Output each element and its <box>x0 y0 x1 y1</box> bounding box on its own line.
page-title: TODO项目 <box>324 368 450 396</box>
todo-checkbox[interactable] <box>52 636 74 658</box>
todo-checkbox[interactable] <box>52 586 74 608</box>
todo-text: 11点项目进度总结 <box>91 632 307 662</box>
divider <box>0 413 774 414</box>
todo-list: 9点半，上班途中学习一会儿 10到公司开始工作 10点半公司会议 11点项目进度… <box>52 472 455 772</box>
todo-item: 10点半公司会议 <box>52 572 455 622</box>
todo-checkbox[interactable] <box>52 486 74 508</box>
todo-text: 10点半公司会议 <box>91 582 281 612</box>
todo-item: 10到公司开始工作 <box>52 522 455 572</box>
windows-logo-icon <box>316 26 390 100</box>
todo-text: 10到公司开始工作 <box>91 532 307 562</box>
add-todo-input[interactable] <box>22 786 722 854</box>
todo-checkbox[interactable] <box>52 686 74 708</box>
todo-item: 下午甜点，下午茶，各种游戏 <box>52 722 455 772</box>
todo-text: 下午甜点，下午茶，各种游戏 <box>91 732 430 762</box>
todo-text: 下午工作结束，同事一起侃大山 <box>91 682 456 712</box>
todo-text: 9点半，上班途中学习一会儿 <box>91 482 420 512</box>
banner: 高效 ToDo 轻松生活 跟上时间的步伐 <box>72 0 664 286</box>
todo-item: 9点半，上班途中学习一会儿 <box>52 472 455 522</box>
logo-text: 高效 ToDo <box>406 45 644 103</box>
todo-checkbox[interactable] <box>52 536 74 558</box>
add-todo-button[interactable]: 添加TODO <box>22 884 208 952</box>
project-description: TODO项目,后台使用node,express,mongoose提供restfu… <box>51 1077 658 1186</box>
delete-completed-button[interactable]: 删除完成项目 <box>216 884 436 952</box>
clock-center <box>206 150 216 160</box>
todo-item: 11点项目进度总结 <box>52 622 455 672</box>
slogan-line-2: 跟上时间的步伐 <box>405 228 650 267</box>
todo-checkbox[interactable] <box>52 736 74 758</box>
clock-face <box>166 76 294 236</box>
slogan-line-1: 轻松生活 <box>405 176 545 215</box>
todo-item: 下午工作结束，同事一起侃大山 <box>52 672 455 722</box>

★ ★ ★ ★ ★ ★ ★

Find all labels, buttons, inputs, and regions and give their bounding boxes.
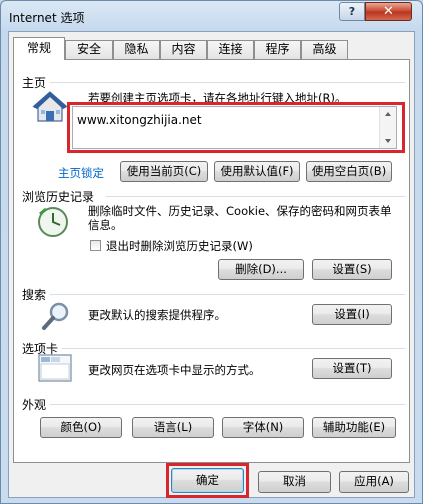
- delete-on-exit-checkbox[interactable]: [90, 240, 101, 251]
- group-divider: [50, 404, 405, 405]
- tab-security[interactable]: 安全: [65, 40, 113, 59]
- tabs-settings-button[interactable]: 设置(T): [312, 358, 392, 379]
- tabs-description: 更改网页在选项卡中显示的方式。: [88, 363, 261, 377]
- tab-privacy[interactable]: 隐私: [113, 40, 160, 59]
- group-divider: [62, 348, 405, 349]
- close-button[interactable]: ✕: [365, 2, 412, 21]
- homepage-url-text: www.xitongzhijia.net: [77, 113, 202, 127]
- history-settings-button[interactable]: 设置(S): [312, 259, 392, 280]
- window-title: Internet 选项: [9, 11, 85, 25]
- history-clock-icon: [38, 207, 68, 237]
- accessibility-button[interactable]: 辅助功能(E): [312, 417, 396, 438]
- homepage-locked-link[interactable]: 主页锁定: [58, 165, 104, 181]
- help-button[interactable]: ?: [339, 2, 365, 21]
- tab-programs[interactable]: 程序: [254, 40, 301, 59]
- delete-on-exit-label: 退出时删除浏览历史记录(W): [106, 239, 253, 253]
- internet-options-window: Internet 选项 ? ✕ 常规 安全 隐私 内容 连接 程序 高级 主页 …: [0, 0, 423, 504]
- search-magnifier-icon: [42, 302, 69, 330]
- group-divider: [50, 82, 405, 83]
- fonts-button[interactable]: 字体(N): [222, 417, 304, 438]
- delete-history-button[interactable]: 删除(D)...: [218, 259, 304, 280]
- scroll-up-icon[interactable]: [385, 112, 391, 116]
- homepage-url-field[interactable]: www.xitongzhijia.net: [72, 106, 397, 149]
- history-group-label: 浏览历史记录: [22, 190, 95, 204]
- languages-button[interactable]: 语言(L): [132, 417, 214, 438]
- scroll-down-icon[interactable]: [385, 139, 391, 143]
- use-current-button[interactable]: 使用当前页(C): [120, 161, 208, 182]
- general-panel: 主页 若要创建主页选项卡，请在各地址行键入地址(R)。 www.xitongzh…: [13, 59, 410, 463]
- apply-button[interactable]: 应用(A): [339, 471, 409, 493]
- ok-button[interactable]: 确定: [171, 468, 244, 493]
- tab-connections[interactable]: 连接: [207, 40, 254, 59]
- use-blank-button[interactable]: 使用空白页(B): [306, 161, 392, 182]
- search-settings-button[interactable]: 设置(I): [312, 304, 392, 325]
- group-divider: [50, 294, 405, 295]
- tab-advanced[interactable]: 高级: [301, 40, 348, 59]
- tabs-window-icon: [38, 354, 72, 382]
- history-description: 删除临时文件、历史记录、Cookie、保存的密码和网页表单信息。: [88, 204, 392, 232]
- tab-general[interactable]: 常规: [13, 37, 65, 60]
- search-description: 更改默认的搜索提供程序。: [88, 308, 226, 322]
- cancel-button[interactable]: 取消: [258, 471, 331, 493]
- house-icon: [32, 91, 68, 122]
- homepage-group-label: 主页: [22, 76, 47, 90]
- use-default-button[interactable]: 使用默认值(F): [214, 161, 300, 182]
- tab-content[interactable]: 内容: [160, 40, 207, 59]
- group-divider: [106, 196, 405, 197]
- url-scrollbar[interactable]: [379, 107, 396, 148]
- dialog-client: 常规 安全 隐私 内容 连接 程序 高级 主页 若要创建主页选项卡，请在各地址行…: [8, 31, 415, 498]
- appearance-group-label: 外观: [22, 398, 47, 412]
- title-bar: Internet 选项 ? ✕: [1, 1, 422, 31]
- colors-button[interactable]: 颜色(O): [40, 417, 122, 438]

★ ★ ★ ★ ★ ★ ★

■ Aim of the exercise
Update the stretch of material that opens with the line containing "Output each element" and closes with the line containing "todo-item: 11点项目进度总结 <box>52". Write those lines out again with "todo-checkbox" changed to "task-checkbox" and everything else left as it is.

■ Exercise answer
Output each element and its <box>x0 y0 x1 y1</box> bounding box on its own line.
page-title: TODO项目 <box>324 368 450 396</box>
task-checkbox[interactable] <box>52 636 74 658</box>
task-checkbox[interactable] <box>52 586 74 608</box>
todo-text: 11点项目进度总结 <box>91 632 307 662</box>
divider <box>0 413 774 414</box>
todo-list: 9点半，上班途中学习一会儿 10到公司开始工作 10点半公司会议 11点项目进度… <box>52 472 455 772</box>
todo-item: 10点半公司会议 <box>52 572 455 622</box>
task-checkbox[interactable] <box>52 486 74 508</box>
todo-text: 10点半公司会议 <box>91 582 281 612</box>
todo-item: 10到公司开始工作 <box>52 522 455 572</box>
windows-logo-icon <box>316 26 390 100</box>
todo-text: 10到公司开始工作 <box>91 532 307 562</box>
add-todo-input[interactable] <box>22 786 722 854</box>
task-checkbox[interactable] <box>52 686 74 708</box>
todo-item: 下午甜点，下午茶，各种游戏 <box>52 722 455 772</box>
todo-text: 下午甜点，下午茶，各种游戏 <box>91 732 430 762</box>
todo-text: 下午工作结束，同事一起侃大山 <box>91 682 456 712</box>
todo-text: 9点半，上班途中学习一会儿 <box>91 482 420 512</box>
banner: 高效 ToDo 轻松生活 跟上时间的步伐 <box>72 0 664 286</box>
todo-item: 9点半，上班途中学习一会儿 <box>52 472 455 522</box>
logo-text: 高效 ToDo <box>406 45 644 103</box>
task-checkbox[interactable] <box>52 536 74 558</box>
add-todo-button[interactable]: 添加TODO <box>22 884 208 952</box>
project-description: TODO项目,后台使用node,express,mongoose提供restfu… <box>51 1077 658 1186</box>
delete-completed-button[interactable]: 删除完成项目 <box>216 884 436 952</box>
clock-center <box>206 150 216 160</box>
todo-item: 11点项目进度总结 <box>52 622 455 672</box>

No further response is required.